Identify the lines that include the word "injured", then copy all of them.

Stored items:
--- START ---

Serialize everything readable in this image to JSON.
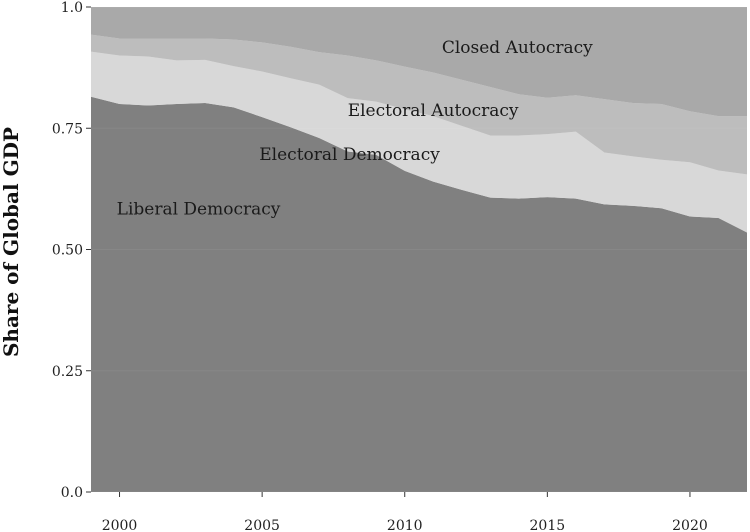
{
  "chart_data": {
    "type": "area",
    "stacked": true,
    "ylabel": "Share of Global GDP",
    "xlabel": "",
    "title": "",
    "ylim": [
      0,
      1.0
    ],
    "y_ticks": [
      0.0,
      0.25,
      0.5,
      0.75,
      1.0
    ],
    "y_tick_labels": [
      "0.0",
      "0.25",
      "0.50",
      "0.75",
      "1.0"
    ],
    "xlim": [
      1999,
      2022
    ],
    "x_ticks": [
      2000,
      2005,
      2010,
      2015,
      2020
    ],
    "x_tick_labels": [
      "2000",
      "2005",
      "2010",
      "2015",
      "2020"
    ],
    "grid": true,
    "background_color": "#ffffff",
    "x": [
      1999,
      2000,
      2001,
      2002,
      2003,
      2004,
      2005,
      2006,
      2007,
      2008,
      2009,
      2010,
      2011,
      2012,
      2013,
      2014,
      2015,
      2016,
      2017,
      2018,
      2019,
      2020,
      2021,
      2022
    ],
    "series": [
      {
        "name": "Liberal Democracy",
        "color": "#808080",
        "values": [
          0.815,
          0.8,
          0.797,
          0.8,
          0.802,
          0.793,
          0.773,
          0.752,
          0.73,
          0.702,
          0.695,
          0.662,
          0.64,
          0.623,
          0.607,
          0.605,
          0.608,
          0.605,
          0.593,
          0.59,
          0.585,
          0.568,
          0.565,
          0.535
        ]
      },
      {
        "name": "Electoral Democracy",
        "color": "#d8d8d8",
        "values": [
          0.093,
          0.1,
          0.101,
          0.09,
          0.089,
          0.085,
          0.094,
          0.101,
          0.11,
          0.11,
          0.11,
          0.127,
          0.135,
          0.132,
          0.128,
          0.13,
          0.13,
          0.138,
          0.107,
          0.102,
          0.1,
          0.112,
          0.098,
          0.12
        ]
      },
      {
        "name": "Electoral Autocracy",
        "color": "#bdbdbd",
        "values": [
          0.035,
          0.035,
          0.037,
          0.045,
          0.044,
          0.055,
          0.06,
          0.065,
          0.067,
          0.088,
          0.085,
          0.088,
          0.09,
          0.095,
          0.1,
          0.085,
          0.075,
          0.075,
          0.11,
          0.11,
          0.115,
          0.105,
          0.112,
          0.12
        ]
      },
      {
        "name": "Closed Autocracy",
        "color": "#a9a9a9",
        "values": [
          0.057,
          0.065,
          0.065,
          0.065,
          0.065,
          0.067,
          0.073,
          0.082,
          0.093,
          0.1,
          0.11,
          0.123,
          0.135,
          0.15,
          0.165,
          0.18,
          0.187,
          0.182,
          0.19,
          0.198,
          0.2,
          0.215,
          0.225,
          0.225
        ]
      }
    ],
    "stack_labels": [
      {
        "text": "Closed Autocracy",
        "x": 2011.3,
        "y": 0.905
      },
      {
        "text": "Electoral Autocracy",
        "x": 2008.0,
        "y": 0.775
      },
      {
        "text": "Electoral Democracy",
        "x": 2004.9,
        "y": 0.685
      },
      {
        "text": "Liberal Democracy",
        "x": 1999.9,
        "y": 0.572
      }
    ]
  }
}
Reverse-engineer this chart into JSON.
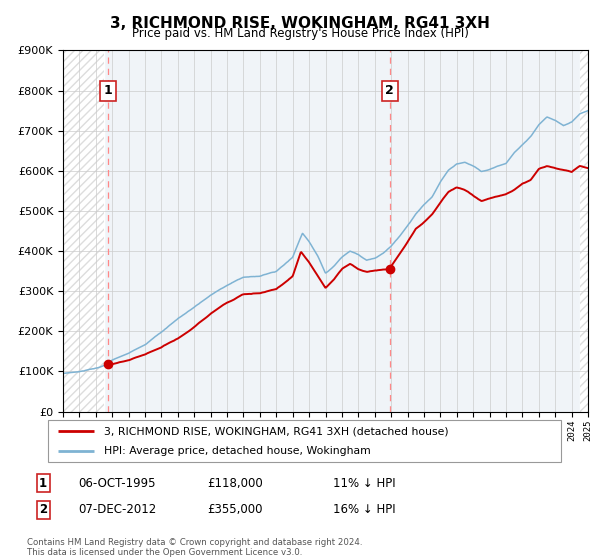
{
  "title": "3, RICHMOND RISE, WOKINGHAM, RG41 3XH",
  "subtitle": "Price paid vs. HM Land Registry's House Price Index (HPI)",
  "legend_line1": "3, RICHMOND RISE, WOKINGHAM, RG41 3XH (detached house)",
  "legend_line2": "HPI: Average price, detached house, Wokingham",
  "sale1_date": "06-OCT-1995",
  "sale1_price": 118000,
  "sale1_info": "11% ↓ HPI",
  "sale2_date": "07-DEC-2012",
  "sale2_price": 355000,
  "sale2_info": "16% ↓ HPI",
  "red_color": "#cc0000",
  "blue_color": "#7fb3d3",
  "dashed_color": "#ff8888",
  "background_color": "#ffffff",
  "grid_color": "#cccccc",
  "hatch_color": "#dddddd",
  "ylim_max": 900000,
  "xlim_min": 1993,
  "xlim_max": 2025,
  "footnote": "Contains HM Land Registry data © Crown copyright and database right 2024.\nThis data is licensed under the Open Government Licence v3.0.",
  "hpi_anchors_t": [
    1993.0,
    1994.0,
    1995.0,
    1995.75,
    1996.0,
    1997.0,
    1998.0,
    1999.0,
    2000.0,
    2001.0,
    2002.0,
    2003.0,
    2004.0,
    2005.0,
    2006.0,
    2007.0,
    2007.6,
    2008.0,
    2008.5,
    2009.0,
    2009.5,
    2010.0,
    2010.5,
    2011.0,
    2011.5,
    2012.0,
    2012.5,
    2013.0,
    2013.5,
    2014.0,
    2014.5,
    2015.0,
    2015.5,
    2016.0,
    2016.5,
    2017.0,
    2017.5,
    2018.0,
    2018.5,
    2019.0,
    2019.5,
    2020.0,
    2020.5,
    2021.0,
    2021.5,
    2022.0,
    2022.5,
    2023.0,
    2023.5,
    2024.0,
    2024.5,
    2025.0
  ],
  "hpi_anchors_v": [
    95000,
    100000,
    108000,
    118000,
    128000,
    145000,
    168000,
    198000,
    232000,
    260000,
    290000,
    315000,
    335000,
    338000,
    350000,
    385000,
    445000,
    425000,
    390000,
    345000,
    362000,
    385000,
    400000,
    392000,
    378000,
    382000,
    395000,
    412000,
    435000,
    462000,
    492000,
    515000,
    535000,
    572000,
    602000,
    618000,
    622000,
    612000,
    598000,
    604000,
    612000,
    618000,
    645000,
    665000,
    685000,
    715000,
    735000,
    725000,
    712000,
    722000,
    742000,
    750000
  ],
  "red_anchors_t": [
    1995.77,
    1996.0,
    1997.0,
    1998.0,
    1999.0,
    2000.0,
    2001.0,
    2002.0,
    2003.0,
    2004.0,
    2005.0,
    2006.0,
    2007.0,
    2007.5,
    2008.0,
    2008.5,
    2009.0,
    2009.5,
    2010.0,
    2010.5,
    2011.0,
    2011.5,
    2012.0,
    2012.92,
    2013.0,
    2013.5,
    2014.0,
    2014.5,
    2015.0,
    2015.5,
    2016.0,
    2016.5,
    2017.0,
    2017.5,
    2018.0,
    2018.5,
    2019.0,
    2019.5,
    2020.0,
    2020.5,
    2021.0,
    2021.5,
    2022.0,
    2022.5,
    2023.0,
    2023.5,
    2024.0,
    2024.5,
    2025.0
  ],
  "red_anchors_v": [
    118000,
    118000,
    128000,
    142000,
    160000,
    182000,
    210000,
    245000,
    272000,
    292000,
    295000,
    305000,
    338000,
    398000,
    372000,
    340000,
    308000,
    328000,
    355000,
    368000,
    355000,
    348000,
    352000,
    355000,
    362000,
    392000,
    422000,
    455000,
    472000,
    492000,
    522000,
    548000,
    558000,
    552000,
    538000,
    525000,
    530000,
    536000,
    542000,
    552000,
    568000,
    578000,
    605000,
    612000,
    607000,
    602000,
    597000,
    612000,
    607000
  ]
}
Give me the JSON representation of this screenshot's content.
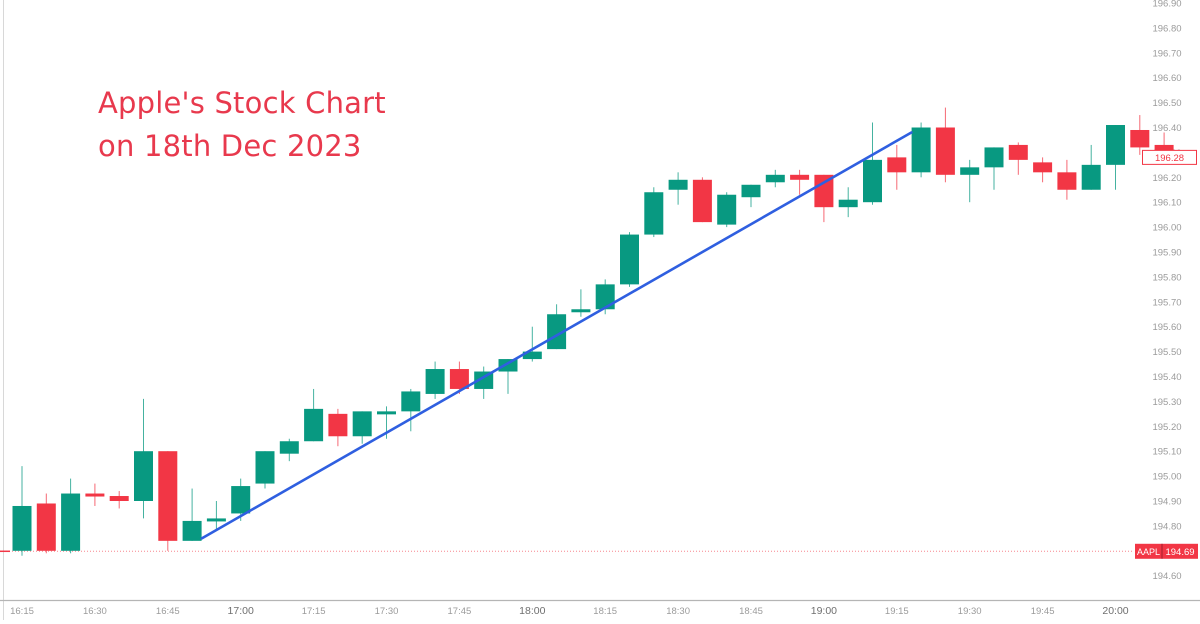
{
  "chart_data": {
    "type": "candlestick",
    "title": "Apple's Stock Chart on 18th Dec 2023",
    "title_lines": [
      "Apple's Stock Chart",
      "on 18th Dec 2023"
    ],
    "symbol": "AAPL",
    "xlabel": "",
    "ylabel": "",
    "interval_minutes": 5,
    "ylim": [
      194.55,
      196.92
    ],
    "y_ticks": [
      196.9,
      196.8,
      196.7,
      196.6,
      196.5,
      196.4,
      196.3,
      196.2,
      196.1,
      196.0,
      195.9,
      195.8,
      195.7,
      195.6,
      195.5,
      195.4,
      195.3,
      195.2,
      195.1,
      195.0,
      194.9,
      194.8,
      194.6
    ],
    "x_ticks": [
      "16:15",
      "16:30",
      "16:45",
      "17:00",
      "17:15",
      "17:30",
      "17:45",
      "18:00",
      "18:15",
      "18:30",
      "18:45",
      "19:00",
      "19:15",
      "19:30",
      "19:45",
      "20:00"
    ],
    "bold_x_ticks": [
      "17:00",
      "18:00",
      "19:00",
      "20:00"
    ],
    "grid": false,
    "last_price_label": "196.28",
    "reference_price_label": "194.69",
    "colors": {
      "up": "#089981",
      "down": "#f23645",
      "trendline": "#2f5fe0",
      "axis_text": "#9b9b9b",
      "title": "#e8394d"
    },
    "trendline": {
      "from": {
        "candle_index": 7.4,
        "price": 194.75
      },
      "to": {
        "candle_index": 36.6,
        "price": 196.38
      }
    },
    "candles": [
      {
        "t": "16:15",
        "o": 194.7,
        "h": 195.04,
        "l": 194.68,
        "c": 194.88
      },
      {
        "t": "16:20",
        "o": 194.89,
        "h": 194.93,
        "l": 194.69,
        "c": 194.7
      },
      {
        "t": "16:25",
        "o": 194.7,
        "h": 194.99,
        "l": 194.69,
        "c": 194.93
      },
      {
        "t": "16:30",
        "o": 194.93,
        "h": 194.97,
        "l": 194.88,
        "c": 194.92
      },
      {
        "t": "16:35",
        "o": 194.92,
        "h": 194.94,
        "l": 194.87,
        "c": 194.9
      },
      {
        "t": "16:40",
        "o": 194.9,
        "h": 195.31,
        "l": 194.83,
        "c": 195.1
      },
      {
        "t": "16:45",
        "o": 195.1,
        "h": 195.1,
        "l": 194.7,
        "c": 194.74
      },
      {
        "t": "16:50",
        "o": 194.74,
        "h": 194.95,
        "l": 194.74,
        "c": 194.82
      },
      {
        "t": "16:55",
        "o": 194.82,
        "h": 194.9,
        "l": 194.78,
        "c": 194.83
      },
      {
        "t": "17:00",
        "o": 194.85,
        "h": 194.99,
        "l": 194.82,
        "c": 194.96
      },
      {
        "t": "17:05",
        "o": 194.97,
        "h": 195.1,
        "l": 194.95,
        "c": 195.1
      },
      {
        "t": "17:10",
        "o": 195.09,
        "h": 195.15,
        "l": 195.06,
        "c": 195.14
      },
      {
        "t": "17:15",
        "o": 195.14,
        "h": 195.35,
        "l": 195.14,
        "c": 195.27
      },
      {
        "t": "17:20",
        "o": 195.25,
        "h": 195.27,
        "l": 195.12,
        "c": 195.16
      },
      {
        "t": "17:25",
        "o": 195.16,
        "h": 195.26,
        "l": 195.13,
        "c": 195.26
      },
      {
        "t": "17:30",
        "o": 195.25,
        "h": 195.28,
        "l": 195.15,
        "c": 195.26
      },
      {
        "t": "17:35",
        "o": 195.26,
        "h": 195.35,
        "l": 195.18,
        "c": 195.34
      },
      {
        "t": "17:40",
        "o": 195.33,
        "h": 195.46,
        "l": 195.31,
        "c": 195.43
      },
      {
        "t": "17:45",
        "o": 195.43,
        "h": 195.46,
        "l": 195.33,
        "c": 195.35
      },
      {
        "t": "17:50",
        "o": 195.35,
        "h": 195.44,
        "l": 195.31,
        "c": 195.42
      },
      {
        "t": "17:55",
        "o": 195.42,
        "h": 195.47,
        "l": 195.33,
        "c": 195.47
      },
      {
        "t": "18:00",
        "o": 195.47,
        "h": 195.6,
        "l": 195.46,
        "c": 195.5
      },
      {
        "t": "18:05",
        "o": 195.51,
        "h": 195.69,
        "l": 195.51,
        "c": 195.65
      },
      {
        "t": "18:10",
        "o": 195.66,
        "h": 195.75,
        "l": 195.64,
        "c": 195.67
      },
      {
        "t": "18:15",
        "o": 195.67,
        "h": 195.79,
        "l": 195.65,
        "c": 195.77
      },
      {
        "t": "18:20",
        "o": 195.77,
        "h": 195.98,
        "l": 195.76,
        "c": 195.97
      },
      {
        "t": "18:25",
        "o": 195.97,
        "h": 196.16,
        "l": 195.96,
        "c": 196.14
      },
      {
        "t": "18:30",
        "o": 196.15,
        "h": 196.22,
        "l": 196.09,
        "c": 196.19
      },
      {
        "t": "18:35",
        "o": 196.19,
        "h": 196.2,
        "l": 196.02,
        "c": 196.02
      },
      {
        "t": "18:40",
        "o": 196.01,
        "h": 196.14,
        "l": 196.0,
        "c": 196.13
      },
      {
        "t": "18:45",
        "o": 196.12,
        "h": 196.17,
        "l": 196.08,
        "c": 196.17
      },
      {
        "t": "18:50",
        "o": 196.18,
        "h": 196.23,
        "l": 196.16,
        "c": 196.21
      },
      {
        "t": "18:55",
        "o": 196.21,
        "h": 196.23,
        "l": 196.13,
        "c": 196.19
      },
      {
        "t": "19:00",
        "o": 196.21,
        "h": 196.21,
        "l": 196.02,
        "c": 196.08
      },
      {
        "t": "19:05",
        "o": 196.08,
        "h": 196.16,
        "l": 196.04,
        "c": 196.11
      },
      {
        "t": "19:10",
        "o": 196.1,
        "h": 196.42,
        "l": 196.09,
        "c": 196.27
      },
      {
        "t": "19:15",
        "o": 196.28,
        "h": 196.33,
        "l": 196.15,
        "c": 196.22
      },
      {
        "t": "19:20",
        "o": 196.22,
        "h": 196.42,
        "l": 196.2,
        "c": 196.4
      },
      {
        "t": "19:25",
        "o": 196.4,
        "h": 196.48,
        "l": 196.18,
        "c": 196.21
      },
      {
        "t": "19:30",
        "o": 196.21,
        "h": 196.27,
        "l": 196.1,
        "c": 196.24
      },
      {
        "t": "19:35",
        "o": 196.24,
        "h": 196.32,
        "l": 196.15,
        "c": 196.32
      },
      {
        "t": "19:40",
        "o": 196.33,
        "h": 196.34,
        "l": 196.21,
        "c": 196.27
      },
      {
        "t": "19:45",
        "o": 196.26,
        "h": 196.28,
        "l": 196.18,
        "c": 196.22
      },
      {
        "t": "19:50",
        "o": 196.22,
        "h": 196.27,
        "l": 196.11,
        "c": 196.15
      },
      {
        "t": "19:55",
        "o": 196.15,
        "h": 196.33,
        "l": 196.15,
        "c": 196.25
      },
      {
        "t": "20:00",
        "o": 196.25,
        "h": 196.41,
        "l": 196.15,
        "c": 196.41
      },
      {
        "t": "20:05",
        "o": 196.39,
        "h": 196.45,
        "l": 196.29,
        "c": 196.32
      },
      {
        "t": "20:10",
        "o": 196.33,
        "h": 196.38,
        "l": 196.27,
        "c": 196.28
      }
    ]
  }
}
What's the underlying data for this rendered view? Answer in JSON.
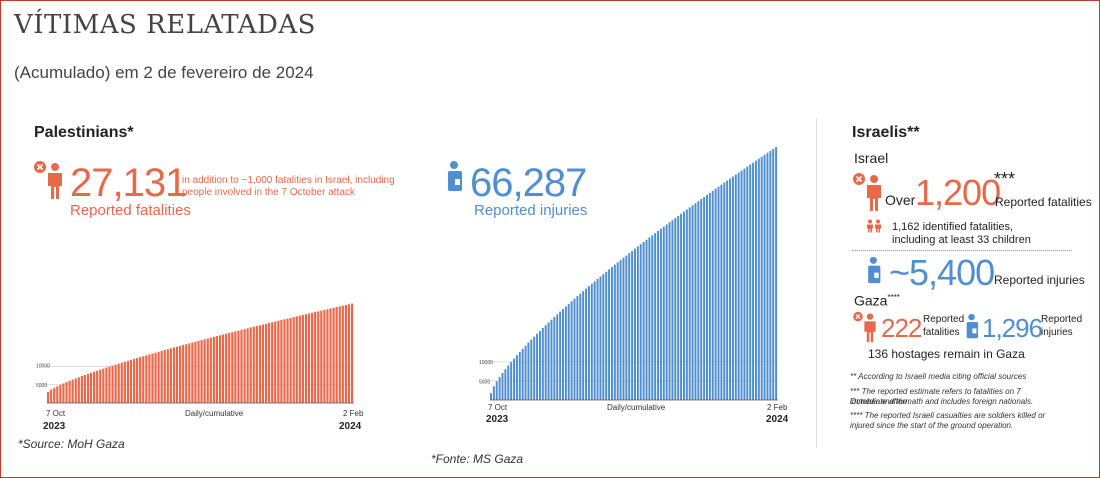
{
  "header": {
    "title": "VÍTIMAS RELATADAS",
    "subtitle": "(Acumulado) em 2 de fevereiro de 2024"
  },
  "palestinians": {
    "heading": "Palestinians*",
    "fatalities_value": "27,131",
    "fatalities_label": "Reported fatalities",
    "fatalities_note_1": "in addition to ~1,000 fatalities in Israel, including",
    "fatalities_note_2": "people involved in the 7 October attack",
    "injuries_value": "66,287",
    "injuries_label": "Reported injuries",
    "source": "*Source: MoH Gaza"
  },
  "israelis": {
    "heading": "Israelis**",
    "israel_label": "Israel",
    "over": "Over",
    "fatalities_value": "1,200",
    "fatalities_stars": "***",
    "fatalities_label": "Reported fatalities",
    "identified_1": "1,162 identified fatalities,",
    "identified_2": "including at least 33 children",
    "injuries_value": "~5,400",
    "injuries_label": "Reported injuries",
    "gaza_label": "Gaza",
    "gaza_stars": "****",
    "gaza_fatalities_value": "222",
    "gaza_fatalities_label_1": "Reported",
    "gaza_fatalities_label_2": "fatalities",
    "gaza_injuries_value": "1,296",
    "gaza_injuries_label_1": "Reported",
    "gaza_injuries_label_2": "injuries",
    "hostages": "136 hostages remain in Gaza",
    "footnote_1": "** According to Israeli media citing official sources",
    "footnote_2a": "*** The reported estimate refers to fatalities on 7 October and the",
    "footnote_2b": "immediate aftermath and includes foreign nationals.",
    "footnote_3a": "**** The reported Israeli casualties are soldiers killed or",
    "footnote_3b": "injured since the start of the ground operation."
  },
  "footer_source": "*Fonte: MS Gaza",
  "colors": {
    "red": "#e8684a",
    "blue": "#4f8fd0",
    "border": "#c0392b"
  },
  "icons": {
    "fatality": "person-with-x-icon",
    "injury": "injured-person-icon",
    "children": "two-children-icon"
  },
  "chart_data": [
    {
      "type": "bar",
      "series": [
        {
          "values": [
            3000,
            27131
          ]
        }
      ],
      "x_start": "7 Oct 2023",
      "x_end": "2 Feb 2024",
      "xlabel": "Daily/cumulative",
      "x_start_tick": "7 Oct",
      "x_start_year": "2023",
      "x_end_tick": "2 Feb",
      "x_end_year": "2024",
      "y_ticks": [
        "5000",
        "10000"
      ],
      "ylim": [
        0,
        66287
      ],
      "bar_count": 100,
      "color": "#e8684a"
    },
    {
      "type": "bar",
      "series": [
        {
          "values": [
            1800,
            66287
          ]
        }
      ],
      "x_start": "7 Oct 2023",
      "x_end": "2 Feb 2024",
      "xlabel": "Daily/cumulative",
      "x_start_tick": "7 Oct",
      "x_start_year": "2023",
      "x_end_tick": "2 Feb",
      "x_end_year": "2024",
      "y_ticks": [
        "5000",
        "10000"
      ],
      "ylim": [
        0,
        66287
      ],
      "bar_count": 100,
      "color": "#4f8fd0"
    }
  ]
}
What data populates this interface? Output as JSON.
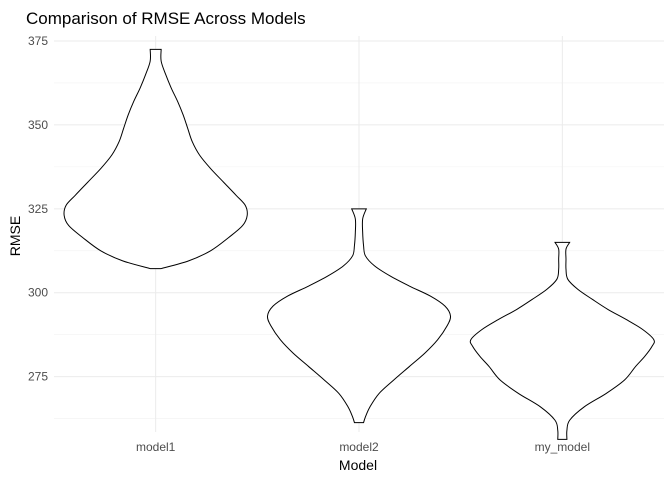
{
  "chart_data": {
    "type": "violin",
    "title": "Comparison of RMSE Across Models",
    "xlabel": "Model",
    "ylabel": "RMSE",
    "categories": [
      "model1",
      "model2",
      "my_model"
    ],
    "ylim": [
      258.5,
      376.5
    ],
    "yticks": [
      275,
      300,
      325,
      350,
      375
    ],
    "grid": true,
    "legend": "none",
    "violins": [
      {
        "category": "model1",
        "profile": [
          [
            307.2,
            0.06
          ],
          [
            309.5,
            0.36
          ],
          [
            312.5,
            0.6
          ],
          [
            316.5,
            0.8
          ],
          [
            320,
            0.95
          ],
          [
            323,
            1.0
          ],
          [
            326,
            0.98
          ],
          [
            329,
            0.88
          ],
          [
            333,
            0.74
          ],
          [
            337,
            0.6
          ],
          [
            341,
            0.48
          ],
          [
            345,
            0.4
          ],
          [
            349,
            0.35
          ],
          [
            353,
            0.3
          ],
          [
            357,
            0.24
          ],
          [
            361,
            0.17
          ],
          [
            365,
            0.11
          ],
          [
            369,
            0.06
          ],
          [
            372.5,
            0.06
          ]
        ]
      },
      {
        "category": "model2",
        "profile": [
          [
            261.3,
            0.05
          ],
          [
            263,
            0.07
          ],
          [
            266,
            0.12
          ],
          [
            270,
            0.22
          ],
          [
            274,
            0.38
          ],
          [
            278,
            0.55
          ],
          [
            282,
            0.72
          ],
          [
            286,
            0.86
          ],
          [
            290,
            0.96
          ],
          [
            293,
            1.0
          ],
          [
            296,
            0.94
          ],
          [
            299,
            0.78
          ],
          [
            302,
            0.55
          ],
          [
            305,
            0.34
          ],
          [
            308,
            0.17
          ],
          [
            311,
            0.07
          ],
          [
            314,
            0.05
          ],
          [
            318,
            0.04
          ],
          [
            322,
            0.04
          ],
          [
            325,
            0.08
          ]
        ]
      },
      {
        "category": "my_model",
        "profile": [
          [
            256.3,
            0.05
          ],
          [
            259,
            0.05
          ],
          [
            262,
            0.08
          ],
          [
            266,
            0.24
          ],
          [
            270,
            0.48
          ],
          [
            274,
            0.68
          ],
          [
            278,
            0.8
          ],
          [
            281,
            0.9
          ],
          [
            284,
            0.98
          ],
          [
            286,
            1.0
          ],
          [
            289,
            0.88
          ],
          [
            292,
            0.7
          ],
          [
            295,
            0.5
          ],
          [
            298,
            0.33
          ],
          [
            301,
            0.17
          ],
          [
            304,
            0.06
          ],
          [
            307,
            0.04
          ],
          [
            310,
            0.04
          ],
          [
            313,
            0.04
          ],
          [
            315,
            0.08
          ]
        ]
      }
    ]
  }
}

--- END ---

— Output below —
    "footnote_3b": "injured since the start of the ground operation."
    "injury": "injured-person-icon",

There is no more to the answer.